In main stack, some policy is not created inside respective resource construct.

this policy is grant using cdk feature grant method that will automatically create a default policy

# snippet in main stack file for grant method
// Step 11: Grant Permissions
kinesisStream.stream.grantWrite(apiGatewayLambda.lambdaFunction);
kinesisStream.stream.grantRead(kinesisToS3Lambda.lambdaFunction);
s3Bucket.bucket.grantWrite(kinesisToS3Lambda.lambdaFunction);

ApiGatewayConstruct in api-gateway.ts):
- it specify which lambda function and authorizer function to be used
- create custom API name
- networking configuration
  - enable default CorsPreFlight option -> allow request from all origin, methods, and specific header
  - create allow header ("Authorization")
- create token authorization:
  - specify lambda handler that will use the token
  - specify authorizer type use which is "Simple Token Authorize"
- cached authorization for 5 minutes -> 5 minutes "Time-To-Live" enabled. When token validate, it cached for 5 minutes, so it reduces constraint on the lambda to validate for every second. After 5 minutes, it needs to revalidated again.

[Listing]
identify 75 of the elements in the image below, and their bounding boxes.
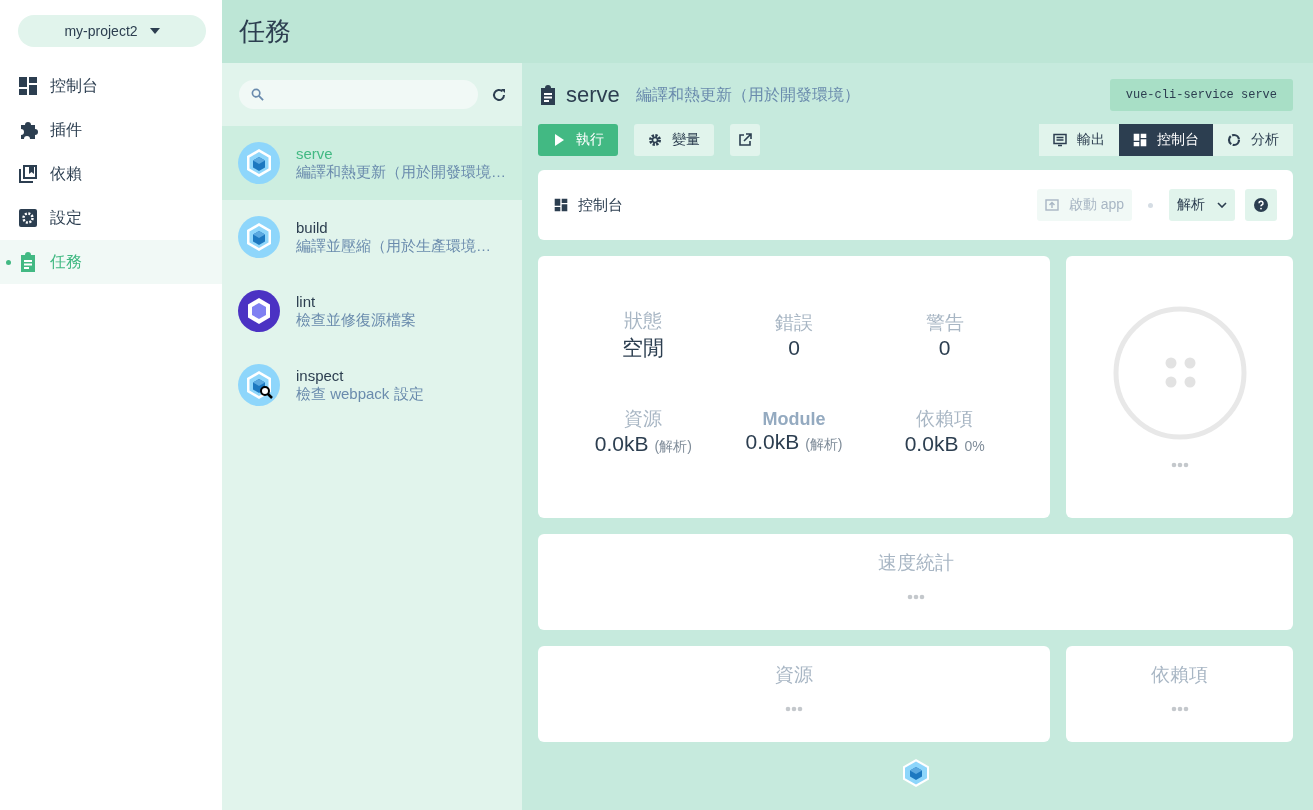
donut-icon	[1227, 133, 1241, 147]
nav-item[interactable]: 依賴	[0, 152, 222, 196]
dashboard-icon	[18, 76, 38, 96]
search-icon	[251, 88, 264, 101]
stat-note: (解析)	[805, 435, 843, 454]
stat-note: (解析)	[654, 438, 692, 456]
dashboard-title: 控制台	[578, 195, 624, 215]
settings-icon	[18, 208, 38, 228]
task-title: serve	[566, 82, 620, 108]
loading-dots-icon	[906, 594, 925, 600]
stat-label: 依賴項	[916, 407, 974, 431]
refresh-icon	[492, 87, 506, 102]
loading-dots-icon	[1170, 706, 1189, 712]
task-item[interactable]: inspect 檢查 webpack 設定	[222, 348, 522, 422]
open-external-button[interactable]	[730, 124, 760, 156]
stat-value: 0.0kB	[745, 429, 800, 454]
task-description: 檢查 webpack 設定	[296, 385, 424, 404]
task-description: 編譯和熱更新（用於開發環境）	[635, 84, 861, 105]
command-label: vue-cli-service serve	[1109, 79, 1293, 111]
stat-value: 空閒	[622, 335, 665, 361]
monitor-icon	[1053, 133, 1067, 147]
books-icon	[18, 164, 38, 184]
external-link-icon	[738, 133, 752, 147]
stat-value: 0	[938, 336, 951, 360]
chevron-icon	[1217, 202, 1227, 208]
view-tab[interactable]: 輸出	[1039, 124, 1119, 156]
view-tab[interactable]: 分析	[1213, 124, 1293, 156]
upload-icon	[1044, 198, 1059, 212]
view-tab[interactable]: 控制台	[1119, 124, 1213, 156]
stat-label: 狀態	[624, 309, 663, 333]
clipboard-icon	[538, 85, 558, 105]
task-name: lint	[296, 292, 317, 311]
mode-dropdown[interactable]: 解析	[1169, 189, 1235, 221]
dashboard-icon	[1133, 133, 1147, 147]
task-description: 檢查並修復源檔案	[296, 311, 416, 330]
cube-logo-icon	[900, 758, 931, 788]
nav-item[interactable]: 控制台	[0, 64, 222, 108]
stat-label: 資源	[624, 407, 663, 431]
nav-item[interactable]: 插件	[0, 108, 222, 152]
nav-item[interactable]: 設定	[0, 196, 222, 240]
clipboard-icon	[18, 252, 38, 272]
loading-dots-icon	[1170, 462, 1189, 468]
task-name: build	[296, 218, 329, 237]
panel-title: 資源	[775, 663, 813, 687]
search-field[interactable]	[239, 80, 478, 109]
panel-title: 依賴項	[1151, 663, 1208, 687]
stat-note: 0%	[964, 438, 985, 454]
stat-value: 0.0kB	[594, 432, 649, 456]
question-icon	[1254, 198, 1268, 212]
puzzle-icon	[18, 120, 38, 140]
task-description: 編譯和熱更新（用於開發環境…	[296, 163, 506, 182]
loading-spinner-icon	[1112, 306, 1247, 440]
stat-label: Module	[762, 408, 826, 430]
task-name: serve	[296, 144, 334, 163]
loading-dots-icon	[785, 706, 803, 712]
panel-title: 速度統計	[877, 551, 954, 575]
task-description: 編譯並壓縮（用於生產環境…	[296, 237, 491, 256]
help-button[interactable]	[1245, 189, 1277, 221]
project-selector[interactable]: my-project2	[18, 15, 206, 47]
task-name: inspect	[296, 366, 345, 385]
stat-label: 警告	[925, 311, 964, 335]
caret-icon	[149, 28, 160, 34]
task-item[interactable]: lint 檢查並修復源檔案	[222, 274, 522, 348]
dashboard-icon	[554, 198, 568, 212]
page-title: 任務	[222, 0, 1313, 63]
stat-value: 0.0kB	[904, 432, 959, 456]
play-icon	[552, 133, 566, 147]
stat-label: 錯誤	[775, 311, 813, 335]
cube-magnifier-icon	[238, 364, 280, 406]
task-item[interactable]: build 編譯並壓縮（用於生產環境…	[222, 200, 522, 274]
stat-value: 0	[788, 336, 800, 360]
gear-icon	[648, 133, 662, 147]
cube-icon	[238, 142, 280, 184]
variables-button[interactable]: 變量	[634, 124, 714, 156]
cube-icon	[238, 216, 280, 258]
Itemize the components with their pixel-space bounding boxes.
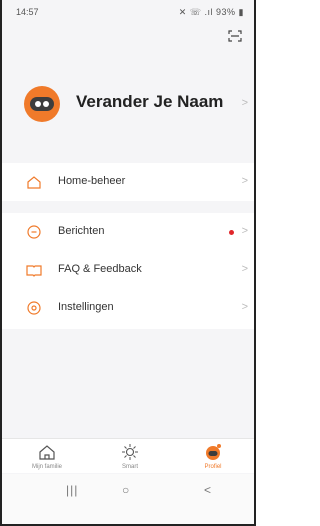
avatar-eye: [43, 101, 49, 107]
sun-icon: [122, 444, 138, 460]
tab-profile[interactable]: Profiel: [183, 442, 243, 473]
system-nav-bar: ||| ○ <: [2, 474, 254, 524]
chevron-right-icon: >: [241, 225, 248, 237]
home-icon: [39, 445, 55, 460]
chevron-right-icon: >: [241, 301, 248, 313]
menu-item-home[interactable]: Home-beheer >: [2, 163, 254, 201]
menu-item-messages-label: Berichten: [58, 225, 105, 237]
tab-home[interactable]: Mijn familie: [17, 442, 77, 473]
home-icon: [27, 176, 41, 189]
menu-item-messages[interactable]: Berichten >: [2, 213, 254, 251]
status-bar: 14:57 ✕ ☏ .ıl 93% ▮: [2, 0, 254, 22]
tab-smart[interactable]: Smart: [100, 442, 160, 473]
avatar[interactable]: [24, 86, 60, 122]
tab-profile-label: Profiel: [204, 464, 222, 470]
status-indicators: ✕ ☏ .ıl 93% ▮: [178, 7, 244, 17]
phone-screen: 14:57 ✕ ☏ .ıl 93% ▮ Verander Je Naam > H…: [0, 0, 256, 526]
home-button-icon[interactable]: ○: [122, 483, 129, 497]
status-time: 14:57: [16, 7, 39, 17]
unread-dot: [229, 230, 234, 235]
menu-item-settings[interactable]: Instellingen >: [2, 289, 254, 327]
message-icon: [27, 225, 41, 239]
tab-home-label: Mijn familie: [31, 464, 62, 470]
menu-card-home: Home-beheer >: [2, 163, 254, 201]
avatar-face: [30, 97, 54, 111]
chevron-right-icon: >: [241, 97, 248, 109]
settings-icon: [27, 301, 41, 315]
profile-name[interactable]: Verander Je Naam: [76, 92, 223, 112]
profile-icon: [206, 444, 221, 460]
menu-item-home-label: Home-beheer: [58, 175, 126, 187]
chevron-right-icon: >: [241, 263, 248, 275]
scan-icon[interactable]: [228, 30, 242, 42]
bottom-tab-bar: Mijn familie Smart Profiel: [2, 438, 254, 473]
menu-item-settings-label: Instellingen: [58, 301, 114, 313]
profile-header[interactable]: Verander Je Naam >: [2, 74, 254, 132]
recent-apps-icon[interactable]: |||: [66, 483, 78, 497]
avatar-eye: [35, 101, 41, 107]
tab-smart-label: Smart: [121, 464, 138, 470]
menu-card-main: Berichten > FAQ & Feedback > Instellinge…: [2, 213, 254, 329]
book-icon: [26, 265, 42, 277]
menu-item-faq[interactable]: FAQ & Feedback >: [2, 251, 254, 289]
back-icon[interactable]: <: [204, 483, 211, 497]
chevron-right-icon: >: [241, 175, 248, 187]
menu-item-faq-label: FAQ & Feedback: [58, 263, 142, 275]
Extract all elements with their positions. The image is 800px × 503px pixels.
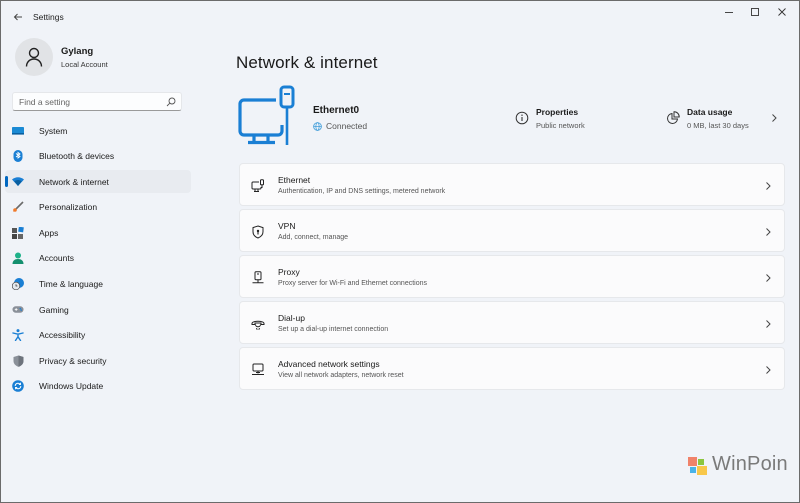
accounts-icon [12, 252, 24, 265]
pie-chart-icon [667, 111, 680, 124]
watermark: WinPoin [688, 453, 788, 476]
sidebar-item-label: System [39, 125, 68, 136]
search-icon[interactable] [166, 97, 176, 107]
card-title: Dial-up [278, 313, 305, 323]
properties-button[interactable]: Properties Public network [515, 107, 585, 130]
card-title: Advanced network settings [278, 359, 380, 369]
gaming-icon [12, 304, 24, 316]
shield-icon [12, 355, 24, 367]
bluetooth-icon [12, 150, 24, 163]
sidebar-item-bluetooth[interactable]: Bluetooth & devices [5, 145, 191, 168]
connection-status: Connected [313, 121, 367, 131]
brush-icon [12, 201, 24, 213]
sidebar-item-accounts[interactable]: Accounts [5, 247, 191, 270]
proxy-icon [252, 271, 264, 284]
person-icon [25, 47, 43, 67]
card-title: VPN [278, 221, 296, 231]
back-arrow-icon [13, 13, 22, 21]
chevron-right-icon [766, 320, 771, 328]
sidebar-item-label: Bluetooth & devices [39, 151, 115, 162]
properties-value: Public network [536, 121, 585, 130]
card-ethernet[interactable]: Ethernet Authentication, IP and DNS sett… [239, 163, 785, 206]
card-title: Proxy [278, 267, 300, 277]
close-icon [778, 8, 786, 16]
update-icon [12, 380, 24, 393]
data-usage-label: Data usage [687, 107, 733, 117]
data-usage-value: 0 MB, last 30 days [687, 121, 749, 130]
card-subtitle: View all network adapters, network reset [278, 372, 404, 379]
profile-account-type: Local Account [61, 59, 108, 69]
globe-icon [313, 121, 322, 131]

[Work required] In the CDK stack notes, list every grant method call under "// Step 11: Grant Permissions".

[Exercise solution]
kinesisStream.stream.grantWrite(apiGatewayLambda.lambdaFunction);
kinesisStream.stream.grantRead(kinesisToS3Lambda.lambdaFunction);
s3Bucket.bucket.grantWrite(kinesisToS3Lambda.lambdaFunction);